● The task
Each record below should be repeated precisely as written.

● Task inputs
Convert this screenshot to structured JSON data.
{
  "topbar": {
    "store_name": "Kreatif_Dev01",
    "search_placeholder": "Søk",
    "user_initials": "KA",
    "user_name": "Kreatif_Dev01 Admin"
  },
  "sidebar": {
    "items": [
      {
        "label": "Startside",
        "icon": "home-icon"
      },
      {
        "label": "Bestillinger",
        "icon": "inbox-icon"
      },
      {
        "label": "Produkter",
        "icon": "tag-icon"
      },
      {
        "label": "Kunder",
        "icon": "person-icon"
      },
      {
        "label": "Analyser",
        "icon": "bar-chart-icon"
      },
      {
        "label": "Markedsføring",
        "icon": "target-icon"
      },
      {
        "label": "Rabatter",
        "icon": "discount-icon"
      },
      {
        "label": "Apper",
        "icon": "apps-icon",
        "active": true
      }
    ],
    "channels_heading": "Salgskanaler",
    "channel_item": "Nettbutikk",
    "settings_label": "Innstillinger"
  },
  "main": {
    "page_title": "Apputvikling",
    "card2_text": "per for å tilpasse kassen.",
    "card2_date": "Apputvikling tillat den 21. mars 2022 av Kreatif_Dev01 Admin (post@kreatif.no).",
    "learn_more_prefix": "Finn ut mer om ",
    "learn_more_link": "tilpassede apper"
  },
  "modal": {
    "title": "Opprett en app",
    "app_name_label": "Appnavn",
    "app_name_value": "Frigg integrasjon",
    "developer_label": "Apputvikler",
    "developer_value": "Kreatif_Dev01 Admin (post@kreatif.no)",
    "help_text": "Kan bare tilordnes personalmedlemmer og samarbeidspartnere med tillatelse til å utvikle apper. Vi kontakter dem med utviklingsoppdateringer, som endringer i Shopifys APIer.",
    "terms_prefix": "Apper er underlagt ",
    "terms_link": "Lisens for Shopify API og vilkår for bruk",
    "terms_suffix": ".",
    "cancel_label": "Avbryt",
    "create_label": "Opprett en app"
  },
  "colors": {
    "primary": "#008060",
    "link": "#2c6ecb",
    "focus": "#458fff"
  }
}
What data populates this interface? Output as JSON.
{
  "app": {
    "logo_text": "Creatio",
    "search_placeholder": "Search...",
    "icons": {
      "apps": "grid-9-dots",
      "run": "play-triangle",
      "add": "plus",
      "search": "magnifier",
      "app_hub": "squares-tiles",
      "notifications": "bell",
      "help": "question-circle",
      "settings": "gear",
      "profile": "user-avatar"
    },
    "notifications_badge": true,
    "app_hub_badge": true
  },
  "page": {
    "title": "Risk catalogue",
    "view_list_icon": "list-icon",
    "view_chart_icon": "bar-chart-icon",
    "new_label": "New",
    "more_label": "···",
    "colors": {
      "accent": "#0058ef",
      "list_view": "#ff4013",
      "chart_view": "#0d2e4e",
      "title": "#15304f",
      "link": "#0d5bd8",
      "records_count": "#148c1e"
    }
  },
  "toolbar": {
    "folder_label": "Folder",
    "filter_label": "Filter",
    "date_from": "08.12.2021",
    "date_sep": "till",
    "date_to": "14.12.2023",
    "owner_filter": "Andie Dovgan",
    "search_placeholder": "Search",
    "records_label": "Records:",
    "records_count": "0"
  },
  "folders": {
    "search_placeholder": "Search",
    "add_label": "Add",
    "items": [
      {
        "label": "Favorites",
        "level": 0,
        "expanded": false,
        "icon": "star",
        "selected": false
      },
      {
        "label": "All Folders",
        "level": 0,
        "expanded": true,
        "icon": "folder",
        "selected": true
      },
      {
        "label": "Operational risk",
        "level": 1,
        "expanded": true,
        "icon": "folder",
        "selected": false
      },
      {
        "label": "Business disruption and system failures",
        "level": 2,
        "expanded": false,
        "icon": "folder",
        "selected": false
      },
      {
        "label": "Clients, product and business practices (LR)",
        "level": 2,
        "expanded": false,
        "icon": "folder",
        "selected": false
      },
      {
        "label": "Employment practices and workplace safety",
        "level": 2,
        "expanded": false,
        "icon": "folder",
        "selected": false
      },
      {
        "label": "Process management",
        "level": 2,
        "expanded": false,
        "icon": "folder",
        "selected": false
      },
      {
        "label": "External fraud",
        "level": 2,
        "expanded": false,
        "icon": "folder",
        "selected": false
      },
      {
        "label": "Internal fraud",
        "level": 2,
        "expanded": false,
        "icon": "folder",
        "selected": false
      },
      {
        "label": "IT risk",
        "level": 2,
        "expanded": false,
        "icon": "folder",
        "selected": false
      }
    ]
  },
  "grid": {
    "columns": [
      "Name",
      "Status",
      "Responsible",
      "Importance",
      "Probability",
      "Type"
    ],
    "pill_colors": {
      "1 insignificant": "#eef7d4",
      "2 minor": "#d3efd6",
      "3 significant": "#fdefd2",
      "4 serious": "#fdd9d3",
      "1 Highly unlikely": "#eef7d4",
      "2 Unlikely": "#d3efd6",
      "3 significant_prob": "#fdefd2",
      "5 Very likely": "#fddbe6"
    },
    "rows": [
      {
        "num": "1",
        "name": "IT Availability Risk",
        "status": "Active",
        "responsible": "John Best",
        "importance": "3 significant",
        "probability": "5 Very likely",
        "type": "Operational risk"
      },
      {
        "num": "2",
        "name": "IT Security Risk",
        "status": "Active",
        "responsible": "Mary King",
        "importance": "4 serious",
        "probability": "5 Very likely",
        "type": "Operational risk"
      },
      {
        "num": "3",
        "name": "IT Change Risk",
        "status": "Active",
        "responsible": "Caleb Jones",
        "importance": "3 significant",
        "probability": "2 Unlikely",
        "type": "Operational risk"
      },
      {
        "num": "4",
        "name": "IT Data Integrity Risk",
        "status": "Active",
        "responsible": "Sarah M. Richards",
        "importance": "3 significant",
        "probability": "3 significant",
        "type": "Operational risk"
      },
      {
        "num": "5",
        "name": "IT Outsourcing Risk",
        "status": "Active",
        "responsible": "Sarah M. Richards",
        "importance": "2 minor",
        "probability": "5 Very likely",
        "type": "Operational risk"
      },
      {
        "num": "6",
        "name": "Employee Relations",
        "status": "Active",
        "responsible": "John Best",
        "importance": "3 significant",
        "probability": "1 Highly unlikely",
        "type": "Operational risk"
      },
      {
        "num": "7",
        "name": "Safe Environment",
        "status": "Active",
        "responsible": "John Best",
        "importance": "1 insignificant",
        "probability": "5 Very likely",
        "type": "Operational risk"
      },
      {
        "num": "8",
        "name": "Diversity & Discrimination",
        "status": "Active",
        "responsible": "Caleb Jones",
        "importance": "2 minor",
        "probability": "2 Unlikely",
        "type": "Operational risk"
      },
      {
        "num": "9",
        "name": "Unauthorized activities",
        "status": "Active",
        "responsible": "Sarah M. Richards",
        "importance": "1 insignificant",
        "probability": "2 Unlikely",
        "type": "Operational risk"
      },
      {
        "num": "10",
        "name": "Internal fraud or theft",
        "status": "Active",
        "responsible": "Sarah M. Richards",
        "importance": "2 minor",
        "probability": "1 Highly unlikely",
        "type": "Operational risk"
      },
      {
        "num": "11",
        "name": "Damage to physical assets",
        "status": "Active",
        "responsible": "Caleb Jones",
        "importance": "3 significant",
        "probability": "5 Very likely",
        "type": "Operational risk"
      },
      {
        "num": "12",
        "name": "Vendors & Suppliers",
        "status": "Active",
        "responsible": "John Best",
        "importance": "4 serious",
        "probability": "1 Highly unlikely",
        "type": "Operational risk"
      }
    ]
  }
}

● Answer to the task
Convert this screenshot to structured JSON data.
{
  "topbar": {
    "store_name": "Kreatif_Dev01",
    "search_placeholder": "Søk",
    "user_initials": "KA",
    "user_name": "Kreatif_Dev01 Admin"
  },
  "sidebar": {
    "items": [
      {
        "label": "Startside",
        "icon": "home-icon"
      },
      {
        "label": "Bestillinger",
        "icon": "inbox-icon"
      },
      {
        "label": "Produkter",
        "icon": "tag-icon"
      },
      {
        "label": "Kunder",
        "icon": "person-icon"
      },
      {
        "label": "Analyser",
        "icon": "bar-chart-icon"
      },
      {
        "label": "Markedsføring",
        "icon": "target-icon"
      },
      {
        "label": "Rabatter",
        "icon": "discount-icon"
      },
      {
        "label": "Apper",
        "icon": "apps-icon",
        "active": true
      }
    ],
    "channels_heading": "Salgskanaler",
    "channel_item": "Nettbutikk",
    "settings_label": "Innstillinger"
  },
  "main": {
    "page_title": "Apputvikling",
    "card2_text": "per for å tilpasse kassen.",
    "card2_date": "Apputvikling tillat den 21. mars 2022 av Kreatif_Dev01 Admin (post@kreatif.no).",
    "learn_more_prefix": "Finn ut mer om ",
    "learn_more_link": "tilpassede apper"
  },
  "modal": {
    "title": "Opprett en app",
    "app_name_label": "Appnavn",
    "app_name_value": "Frigg integrasjon",
    "developer_label": "Apputvikler",
    "developer_value": "Kreatif_Dev01 Admin (post@kreatif.no)",
    "help_text": "Kan bare tilordnes personalmedlemmer og samarbeidspartnere med tillatelse til å utvikle apper. Vi kontakter dem med utviklingsoppdateringer, som endringer i Shopifys APIer.",
    "terms_prefix": "Apper er underlagt ",
    "terms_link": "Lisens for Shopify API og vilkår for bruk",
    "terms_suffix": ".",
    "cancel_label": "Avbryt",
    "create_label": "Opprett en app"
  },
  "colors": {
    "primary": "#008060",
    "link": "#2c6ecb",
    "focus": "#458fff"
  }
}
What data populates this interface? Output as JSON.
{
  "app": {
    "logo_text": "Creatio",
    "search_placeholder": "Search...",
    "icons": {
      "apps": "grid-9-dots",
      "run": "play-triangle",
      "add": "plus",
      "search": "magnifier",
      "app_hub": "squares-tiles",
      "notifications": "bell",
      "help": "question-circle",
      "settings": "gear",
      "profile": "user-avatar"
    },
    "notifications_badge": true,
    "app_hub_badge": true
  },
  "page": {
    "title": "Risk catalogue",
    "view_list_icon": "list-icon",
    "view_chart_icon": "bar-chart-icon",
    "new_label": "New",
    "more_label": "···",
    "colors": {
      "accent": "#0058ef",
      "list_view": "#ff4013",
      "chart_view": "#0d2e4e",
      "title": "#15304f",
      "link": "#0d5bd8",
      "records_count": "#148c1e"
    }
  },
  "toolbar": {
    "folder_label": "Folder",
    "filter_label": "Filter",
    "date_from": "08.12.2021",
    "date_sep": "till",
    "date_to": "14.12.2023",
    "owner_filter": "Andie Dovgan",
    "search_placeholder": "Search",
    "records_label": "Records:",
    "records_count": "0"
  },
  "folders": {
    "search_placeholder": "Search",
    "add_label": "Add",
    "items": [
      {
        "label": "Favorites",
        "level": 0,
        "expanded": false,
        "icon": "star",
        "selected": false
      },
      {
        "label": "All Folders",
        "level": 0,
        "expanded": true,
        "icon": "folder",
        "selected": true
      },
      {
        "label": "Operational risk",
        "level": 1,
        "expanded": true,
        "icon": "folder",
        "selected": false
      },
      {
        "label": "Business disruption and system failures",
        "level": 2,
        "expanded": false,
        "icon": "folder",
        "selected": false
      },
      {
        "label": "Clients, product and business practices (LR)",
        "level": 2,
        "expanded": false,
        "icon": "folder",
        "selected": false
      },
      {
        "label": "Employment practices and workplace safety",
        "level": 2,
        "expanded": false,
        "icon": "folder",
        "selected": false
      },
      {
        "label": "Process management",
        "level": 2,
        "expanded": false,
        "icon": "folder",
        "selected": false
      },
      {
        "label": "External fraud",
        "level": 2,
        "expanded": false,
        "icon": "folder",
        "selected": false
      },
      {
        "label": "Internal fraud",
        "level": 2,
        "expanded": false,
        "icon": "folder",
        "selected": false
      },
      {
        "label": "IT risk",
        "level": 2,
        "expanded": false,
        "icon": "folder",
        "selected": false
      }
    ]
  },
  "grid": {
    "columns": [
      "Name",
      "Status",
      "Responsible",
      "Importance",
      "Probability",
      "Type"
    ],
    "pill_colors": {
      "1 insignificant": "#eef7d4",
      "2 minor": "#d3efd6",
      "3 significant": "#fdefd2",
      "4 serious": "#fdd9d3",
      "1 Highly unlikely": "#eef7d4",
      "2 Unlikely": "#d3efd6",
      "3 significant_prob": "#fdefd2",
      "5 Very likely": "#fddbe6"
    },
    "rows": [
      {
        "num": "1",
        "name": "IT Availability Risk",
        "status": "Active",
        "responsible": "John Best",
        "importance": "3 significant",
        "probability": "5 Very likely",
        "type": "Operational risk"
      },
      {
        "num": "2",
        "name": "IT Security Risk",
        "status": "Active",
        "responsible": "Mary King",
        "importance": "4 serious",
        "probability": "5 Very likely",
        "type": "Operational risk"
      },
      {
        "num": "3",
        "name": "IT Change Risk",
        "status": "Active",
        "responsible": "Caleb Jones",
        "importance": "3 significant",
        "probability": "2 Unlikely",
        "type": "Operational risk"
      },
      {
        "num": "4",
        "name": "IT Data Integrity Risk",
        "status": "Active",
        "responsible": "Sarah M. Richards",
        "importance": "3 significant",
        "probability": "3 significant",
        "type": "Operational risk"
      },
      {
        "num": "5",
        "name": "IT Outsourcing Risk",
        "status": "Active",
        "responsible": "Sarah M. Richards",
        "importance": "2 minor",
        "probability": "5 Very likely",
        "type": "Operational risk"
      },
      {
        "num": "6",
        "name": "Employee Relations",
        "status": "Active",
        "responsible": "John Best",
        "importance": "3 significant",
        "probability": "1 Highly unlikely",
        "type": "Operational risk"
      },
      {
        "num": "7",
        "name": "Safe Environment",
        "status": "Active",
        "responsible": "John Best",
        "importance": "1 insignificant",
        "probability": "5 Very likely",
        "type": "Operational risk"
      },
      {
        "num": "8",
        "name": "Diversity & Discrimination",
        "status": "Active",
        "responsible": "Caleb Jones",
        "importance": "2 minor",
        "probability": "2 Unlikely",
        "type": "Operational risk"
      },
      {
        "num": "9",
        "name": "Unauthorized activities",
        "status": "Active",
        "responsible": "Sarah M. Richards",
        "importance": "1 insignificant",
        "probability": "2 Unlikely",
        "type": "Operational risk"
      },
      {
        "num": "10",
        "name": "Internal fraud or theft",
        "status": "Active",
        "responsible": "Sarah M. Richards",
        "importance": "2 minor",
        "probability": "1 Highly unlikely",
        "type": "Operational risk"
      },
      {
        "num": "11",
        "name": "Damage to physical assets",
        "status": "Active",
        "responsible": "Caleb Jones",
        "importance": "3 significant",
        "probability": "5 Very likely",
        "type": "Operational risk"
      },
      {
        "num": "12",
        "name": "Vendors & Suppliers",
        "status": "Active",
        "responsible": "John Best",
        "importance": "4 serious",
        "probability": "1 Highly unlikely",
        "type": "Operational risk"
      }
    ]
  }
}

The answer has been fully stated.